• _Working data_
-----

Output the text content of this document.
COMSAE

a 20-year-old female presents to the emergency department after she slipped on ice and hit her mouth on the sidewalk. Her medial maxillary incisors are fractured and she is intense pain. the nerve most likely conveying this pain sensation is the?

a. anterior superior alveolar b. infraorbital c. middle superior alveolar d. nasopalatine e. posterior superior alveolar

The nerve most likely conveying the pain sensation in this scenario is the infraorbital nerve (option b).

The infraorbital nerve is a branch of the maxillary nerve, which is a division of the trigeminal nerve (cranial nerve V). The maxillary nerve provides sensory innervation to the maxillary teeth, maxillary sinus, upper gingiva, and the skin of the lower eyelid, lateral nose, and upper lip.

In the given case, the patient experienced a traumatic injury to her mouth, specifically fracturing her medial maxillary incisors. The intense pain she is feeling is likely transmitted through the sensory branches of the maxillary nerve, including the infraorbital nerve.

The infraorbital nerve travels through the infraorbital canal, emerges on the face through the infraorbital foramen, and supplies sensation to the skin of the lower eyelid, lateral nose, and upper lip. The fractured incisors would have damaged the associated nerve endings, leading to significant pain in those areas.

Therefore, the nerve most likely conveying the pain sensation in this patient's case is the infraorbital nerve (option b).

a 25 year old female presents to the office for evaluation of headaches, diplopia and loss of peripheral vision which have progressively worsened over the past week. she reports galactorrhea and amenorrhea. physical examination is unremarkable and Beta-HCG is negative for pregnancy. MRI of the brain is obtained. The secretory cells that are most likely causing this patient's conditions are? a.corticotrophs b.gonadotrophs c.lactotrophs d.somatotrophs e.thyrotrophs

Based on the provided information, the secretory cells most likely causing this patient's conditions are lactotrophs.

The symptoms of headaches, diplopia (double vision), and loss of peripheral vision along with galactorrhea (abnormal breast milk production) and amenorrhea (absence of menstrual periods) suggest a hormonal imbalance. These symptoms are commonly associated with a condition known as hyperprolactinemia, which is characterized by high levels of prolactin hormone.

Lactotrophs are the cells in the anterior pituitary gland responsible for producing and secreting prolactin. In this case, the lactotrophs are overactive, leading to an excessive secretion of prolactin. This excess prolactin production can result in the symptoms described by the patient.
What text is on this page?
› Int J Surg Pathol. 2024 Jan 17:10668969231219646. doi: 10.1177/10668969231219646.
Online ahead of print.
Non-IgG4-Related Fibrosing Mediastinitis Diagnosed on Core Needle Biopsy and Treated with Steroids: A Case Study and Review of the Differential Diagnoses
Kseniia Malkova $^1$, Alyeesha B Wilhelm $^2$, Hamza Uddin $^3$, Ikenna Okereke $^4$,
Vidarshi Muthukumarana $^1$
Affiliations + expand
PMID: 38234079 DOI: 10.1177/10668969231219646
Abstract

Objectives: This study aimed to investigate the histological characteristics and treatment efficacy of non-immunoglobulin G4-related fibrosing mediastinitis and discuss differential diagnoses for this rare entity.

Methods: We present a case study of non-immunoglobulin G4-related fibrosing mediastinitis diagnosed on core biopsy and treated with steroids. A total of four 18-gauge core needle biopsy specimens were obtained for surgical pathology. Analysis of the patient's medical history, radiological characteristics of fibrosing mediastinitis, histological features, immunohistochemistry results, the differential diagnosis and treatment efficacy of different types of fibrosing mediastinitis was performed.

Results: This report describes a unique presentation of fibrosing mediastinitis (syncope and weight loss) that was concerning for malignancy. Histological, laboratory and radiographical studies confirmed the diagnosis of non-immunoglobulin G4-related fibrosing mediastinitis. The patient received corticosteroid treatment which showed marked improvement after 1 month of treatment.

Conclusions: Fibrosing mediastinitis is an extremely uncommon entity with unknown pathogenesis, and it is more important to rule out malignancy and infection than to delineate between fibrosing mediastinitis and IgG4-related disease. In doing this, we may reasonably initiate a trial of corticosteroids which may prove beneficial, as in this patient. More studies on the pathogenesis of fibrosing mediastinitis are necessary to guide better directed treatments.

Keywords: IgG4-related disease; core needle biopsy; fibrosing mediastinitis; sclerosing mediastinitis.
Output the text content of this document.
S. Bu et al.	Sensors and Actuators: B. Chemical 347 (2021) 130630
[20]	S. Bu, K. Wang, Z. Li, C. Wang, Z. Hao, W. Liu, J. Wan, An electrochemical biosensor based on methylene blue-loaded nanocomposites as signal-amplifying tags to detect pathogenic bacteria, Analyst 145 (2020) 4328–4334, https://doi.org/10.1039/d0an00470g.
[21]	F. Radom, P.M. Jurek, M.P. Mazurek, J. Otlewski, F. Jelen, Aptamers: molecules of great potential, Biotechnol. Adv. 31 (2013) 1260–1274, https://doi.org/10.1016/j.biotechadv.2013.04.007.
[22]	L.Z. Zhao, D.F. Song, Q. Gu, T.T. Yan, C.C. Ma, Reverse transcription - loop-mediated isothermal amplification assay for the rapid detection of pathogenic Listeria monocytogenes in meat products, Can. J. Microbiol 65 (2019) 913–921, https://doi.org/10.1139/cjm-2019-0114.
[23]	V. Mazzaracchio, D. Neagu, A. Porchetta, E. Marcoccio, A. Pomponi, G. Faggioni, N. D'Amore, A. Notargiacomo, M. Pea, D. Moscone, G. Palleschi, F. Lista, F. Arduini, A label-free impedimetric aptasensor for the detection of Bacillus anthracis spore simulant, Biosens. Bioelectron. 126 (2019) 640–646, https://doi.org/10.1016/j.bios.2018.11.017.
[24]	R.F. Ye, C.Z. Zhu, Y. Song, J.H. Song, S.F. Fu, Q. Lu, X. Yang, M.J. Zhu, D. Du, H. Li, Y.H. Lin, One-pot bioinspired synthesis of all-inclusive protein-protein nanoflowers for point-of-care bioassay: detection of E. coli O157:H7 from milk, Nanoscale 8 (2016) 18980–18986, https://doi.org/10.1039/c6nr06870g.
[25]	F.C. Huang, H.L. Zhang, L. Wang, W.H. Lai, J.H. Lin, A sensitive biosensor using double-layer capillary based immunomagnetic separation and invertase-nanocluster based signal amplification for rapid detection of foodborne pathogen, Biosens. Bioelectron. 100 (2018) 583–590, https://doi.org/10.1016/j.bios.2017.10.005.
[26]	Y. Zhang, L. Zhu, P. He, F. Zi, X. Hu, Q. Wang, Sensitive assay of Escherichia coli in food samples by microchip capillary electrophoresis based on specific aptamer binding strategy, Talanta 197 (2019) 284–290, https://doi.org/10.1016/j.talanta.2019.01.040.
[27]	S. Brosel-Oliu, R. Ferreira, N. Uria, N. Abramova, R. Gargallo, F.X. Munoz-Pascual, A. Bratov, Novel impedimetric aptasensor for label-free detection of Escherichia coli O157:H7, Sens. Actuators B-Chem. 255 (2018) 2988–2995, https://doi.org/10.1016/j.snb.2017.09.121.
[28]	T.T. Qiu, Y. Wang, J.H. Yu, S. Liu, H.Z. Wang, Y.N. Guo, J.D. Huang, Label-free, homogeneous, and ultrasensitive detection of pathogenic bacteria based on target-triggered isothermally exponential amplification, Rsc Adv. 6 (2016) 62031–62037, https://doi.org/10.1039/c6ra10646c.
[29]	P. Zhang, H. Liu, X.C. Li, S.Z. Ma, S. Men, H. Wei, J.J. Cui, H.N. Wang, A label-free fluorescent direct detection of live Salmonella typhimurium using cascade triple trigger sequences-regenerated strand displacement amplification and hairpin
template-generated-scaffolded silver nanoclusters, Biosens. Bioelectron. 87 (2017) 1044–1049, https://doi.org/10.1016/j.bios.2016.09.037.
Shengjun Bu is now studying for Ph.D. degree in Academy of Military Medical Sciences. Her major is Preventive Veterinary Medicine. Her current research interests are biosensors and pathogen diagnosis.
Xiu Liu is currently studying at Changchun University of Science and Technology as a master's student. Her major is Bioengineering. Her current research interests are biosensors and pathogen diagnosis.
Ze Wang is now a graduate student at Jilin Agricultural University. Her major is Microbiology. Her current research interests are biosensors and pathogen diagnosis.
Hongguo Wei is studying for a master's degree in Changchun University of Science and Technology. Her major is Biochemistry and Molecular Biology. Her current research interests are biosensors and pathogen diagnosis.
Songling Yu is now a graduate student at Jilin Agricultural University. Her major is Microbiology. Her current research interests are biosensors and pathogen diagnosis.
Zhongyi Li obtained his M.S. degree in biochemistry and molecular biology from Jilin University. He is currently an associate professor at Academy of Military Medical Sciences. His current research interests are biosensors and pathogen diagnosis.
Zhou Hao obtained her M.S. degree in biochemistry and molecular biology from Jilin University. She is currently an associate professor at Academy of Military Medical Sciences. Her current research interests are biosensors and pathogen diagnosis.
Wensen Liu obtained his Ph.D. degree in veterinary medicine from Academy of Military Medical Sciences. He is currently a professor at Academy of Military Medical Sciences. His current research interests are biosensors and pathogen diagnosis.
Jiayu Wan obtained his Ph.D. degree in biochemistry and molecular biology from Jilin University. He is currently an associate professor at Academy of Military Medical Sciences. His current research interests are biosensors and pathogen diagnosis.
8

-----

• _Exercise prompt_
Check each line of the material for the word "peripheral". Copy the ones that have it.

• _Expected answer_
a 25 year old female presents to the office for evaluation of headaches, diplopia and loss of peripheral vision which have progressively worsened over the past week. she reports galactorrhea and amenorrhea. physical examination is unremarkable and Beta-HCG is negative for pregnancy. MRI of the brain is obtained. The secretory cells that are most likely causing this patient's conditions are? a.corticotrophs b.gonadotrophs c.lactotrophs d.somatotrophs e.thyrotrophs
The symptoms of headaches, diplopia (double vision), and loss of peripheral vision along with galactorrhea (abnormal breast milk production) and amenorrhea (absence of menstrual periods) suggest a hormonal imbalance. These symptoms are commonly associated with a condition known as hyperprolactinemia, which is characterized by high levels of prolactin hormone.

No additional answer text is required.